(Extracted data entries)
— START —

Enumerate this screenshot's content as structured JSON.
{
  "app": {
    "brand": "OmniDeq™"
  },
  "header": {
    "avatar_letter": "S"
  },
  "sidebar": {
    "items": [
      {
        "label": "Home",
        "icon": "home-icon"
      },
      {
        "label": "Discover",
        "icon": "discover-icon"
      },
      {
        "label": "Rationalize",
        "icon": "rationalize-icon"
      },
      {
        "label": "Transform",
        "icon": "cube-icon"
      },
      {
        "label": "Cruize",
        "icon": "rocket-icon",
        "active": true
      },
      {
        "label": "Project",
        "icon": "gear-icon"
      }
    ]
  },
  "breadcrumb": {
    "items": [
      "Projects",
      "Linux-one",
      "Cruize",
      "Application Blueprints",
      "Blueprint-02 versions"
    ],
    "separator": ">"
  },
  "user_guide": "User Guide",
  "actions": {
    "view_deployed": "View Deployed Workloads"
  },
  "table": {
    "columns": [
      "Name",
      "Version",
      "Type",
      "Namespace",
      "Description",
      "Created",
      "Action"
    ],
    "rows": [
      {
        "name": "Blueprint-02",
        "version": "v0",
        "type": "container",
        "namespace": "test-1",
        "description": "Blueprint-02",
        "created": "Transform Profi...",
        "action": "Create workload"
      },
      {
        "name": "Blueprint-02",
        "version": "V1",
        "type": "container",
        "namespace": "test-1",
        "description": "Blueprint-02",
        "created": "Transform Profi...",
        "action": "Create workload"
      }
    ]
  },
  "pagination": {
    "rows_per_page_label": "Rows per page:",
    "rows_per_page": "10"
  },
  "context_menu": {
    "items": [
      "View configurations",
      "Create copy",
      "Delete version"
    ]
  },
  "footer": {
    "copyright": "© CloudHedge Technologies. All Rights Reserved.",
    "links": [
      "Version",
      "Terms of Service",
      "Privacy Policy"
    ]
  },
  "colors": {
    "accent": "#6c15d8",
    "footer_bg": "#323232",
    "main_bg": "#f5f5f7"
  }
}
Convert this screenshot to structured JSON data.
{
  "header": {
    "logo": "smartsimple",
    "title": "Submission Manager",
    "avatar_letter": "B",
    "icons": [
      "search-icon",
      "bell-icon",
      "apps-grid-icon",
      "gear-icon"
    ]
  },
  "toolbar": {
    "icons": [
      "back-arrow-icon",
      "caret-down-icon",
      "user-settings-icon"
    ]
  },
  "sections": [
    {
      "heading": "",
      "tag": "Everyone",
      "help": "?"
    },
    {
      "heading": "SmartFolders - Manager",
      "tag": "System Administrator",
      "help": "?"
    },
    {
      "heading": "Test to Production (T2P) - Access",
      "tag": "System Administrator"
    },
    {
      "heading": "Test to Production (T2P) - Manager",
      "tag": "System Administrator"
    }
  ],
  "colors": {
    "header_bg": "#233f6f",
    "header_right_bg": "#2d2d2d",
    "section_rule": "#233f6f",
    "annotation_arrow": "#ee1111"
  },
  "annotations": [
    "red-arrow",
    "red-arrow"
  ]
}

— END —

§ Your goal
Gather each line of the listing that holds the string "View".

§ Final answer
    "view_deployed": "View Deployed Workloads"
      "View configurations",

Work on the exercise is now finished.